• **Given request**
Tally up the lines where the string "filter" appears; reply with the number only.

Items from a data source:

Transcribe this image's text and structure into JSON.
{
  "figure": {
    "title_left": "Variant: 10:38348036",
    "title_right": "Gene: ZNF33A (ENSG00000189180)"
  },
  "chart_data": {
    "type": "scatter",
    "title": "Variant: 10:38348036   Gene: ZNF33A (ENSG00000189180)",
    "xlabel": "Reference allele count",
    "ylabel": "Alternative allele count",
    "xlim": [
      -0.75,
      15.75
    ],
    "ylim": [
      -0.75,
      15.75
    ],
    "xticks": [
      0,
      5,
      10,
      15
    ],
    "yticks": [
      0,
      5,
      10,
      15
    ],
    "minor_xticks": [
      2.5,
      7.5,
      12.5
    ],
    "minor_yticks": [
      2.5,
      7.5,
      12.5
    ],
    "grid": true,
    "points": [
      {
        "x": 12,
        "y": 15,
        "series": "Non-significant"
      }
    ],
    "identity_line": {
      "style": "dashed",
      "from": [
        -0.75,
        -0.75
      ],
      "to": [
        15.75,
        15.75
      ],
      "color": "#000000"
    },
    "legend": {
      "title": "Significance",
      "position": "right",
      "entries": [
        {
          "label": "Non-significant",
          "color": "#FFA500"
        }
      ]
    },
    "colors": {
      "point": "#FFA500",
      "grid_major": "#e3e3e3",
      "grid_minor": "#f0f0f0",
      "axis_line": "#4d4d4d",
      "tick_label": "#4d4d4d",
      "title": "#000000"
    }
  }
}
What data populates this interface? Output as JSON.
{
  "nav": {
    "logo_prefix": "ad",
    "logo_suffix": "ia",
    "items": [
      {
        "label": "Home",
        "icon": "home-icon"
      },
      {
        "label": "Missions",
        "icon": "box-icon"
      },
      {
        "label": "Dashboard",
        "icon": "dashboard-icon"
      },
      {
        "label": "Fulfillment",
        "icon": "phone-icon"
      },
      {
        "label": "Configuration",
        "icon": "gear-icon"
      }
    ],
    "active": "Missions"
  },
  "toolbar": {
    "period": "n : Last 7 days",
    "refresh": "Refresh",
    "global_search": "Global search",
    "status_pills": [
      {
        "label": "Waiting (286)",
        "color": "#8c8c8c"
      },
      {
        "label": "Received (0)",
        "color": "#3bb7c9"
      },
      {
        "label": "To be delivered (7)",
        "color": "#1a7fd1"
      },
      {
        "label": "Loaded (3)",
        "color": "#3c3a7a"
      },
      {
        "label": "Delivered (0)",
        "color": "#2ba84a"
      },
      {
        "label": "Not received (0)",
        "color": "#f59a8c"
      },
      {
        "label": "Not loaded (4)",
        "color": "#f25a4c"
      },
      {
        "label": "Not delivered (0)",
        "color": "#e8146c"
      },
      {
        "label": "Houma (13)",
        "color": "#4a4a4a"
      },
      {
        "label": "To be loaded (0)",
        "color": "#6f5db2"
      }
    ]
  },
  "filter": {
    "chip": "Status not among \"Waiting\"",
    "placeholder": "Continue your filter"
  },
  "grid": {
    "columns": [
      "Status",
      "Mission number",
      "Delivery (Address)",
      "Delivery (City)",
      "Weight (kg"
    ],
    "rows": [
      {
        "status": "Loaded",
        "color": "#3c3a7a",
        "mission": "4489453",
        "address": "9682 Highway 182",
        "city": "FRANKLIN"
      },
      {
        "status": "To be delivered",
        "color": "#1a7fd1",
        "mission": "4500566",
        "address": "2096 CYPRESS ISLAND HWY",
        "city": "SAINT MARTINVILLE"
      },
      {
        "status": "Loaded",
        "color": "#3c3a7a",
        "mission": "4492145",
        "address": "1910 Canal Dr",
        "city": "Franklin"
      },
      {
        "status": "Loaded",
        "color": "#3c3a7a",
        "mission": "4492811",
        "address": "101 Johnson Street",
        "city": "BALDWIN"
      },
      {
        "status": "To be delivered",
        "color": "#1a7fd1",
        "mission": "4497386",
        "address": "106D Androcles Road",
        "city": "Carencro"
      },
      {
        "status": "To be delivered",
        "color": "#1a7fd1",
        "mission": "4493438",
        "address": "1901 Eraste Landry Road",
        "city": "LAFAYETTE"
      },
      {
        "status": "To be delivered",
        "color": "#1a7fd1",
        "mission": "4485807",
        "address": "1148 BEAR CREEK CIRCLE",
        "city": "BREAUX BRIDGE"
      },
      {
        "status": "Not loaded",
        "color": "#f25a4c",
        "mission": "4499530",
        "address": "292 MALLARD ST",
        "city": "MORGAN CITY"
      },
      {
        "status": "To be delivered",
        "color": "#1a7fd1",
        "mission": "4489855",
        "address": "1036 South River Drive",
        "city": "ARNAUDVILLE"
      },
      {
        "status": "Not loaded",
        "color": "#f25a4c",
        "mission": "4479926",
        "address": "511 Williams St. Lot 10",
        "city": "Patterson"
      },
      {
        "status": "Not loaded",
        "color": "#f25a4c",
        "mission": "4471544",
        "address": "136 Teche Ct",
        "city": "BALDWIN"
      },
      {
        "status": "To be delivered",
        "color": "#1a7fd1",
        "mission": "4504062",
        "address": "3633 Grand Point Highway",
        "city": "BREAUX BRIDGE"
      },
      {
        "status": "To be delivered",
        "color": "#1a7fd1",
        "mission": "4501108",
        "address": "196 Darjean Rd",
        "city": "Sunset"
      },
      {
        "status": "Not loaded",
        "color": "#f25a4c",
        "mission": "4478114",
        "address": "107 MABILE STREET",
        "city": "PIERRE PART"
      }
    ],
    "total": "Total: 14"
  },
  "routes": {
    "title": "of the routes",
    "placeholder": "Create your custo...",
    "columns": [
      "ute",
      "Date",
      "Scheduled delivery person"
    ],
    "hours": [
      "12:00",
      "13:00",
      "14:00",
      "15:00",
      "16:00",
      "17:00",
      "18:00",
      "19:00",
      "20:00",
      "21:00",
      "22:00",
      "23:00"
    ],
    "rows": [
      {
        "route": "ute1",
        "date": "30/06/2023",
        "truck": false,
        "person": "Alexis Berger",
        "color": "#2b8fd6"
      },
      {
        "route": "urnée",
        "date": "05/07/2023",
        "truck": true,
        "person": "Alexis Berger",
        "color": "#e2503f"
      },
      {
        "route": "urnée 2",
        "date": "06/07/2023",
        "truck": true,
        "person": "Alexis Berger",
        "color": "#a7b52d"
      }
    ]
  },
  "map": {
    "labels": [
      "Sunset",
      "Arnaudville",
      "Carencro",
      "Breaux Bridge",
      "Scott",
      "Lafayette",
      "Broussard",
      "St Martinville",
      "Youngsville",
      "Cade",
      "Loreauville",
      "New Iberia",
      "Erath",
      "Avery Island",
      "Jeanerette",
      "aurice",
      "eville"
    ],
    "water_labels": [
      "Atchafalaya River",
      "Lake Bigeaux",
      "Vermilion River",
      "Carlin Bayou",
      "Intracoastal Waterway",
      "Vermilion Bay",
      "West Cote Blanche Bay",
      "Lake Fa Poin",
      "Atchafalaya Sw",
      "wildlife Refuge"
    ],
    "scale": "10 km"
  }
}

• **Reply to the task**
2